» Stated task
Output nothing but the lines from the line with "Convert this screenshot" through the end of the listing below, both ends included.

▼▼▼

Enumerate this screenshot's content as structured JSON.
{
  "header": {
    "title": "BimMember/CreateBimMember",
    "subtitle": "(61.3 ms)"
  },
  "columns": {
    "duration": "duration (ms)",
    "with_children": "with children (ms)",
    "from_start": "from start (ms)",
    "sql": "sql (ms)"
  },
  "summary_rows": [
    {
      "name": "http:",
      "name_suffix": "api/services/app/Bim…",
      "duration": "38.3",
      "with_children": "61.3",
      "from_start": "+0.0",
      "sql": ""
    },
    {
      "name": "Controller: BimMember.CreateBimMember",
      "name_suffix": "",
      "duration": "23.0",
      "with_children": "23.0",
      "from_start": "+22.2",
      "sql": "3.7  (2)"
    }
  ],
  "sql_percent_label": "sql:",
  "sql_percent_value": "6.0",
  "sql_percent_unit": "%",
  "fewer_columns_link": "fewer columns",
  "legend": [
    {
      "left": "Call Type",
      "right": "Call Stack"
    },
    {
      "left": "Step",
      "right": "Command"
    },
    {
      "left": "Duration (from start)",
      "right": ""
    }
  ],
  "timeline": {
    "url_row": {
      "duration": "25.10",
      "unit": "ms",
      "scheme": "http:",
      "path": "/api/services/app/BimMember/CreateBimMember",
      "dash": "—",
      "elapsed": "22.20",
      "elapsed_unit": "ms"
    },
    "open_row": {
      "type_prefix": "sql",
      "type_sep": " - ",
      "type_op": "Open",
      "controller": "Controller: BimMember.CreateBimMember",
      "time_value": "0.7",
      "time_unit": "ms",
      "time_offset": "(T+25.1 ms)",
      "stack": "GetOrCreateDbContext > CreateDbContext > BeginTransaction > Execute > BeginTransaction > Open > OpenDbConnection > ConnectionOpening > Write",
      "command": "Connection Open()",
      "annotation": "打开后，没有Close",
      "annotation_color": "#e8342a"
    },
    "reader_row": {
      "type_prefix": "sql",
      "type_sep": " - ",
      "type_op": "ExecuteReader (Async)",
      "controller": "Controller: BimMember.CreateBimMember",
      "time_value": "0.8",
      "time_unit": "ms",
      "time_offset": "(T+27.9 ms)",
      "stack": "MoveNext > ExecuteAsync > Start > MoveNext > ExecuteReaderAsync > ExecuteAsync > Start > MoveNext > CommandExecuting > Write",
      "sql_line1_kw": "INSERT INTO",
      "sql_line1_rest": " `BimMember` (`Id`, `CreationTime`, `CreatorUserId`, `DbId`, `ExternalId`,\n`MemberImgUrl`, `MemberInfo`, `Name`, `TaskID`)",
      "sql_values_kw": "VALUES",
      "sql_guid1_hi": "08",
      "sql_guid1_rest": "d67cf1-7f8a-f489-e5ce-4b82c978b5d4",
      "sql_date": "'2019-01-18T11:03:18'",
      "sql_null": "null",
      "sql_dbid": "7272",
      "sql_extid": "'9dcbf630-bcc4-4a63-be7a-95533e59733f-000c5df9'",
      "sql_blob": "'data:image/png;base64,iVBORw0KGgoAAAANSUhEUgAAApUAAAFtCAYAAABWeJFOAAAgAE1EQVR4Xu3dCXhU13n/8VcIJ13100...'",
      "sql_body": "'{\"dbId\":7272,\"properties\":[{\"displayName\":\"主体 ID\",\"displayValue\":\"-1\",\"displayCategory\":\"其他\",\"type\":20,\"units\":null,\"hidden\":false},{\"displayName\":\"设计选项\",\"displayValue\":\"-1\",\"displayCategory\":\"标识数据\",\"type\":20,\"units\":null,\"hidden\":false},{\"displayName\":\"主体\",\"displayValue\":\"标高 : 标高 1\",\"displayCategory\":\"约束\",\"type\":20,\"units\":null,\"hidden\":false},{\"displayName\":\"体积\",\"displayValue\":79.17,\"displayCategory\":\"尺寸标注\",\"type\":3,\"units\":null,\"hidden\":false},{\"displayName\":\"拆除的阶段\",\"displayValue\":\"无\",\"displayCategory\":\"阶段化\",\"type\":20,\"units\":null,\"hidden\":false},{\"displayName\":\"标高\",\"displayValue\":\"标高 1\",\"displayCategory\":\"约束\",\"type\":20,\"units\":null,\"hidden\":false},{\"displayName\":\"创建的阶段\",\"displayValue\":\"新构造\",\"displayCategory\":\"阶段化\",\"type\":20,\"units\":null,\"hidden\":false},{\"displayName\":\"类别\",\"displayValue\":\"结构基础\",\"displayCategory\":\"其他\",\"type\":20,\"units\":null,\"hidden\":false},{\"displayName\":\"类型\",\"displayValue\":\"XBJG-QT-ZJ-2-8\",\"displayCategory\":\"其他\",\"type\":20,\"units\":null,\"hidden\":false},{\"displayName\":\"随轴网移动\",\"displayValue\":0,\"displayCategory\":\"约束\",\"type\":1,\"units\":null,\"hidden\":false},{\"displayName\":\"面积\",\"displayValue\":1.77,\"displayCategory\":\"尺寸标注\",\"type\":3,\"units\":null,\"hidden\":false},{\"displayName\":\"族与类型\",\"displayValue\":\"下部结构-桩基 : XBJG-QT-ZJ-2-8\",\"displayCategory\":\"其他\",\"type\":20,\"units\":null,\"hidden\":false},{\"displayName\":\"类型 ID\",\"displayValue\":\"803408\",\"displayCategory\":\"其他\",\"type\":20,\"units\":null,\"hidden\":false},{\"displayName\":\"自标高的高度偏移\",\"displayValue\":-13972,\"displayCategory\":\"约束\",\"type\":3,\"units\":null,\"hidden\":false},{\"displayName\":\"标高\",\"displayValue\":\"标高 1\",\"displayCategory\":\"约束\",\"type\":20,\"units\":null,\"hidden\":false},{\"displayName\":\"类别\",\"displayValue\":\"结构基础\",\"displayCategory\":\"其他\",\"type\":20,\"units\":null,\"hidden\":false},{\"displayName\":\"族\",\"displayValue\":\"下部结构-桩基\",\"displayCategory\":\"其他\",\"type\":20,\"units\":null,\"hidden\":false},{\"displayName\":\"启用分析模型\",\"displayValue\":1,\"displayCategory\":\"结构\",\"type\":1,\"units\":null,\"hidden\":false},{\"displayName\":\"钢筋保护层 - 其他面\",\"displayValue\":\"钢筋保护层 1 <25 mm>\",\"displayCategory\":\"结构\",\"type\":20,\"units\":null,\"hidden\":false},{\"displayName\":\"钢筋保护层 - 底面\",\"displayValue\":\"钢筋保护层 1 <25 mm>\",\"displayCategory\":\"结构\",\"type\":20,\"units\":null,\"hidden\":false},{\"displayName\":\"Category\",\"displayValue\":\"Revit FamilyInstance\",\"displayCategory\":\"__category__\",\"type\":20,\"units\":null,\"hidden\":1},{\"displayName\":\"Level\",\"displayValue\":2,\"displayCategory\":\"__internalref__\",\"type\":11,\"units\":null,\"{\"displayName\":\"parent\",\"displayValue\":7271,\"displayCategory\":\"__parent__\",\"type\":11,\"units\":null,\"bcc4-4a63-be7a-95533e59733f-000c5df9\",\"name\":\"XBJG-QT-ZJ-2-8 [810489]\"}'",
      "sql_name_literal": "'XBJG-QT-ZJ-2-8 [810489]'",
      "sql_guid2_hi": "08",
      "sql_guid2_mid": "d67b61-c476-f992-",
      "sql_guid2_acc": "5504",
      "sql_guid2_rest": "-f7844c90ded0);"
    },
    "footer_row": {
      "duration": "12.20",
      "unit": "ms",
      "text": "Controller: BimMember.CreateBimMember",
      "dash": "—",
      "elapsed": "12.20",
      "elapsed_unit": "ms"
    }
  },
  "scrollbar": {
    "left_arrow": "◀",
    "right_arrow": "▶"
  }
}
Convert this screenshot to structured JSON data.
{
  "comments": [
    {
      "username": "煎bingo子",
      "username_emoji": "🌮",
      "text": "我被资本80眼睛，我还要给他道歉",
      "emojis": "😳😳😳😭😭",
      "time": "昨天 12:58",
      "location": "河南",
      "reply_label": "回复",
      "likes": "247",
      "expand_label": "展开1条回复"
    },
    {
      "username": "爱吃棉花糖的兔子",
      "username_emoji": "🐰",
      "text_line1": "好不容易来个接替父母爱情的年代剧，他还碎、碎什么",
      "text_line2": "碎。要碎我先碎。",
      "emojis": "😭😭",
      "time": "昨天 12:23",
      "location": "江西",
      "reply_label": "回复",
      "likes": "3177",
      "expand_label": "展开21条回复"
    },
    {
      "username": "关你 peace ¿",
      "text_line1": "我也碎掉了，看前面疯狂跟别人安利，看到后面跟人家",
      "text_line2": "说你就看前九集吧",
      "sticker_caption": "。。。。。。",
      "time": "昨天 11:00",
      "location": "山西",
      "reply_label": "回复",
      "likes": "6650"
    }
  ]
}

▲▲▲

» Result of this task
Convert this screenshot to structured JSON data.
{
  "comments": [
    {
      "username": "煎bingo子",
      "username_emoji": "🌮",
      "text": "我被资本80眼睛，我还要给他道歉",
      "emojis": "😳😳😳😭😭",
      "time": "昨天 12:58",
      "location": "河南",
      "reply_label": "回复",
      "likes": "247",
      "expand_label": "展开1条回复"
    },
    {
      "username": "爱吃棉花糖的兔子",
      "username_emoji": "🐰",
      "text_line1": "好不容易来个接替父母爱情的年代剧，他还碎、碎什么",
      "text_line2": "碎。要碎我先碎。",
      "emojis": "😭😭",
      "time": "昨天 12:23",
      "location": "江西",
      "reply_label": "回复",
      "likes": "3177",
      "expand_label": "展开21条回复"
    },
    {
      "username": "关你 peace ¿",
      "text_line1": "我也碎掉了，看前面疯狂跟别人安利，看到后面跟人家",
      "text_line2": "说你就看前九集吧",
      "sticker_caption": "。。。。。。",
      "time": "昨天 11:00",
      "location": "山西",
      "reply_label": "回复",
      "likes": "6650"
    }
  ]
}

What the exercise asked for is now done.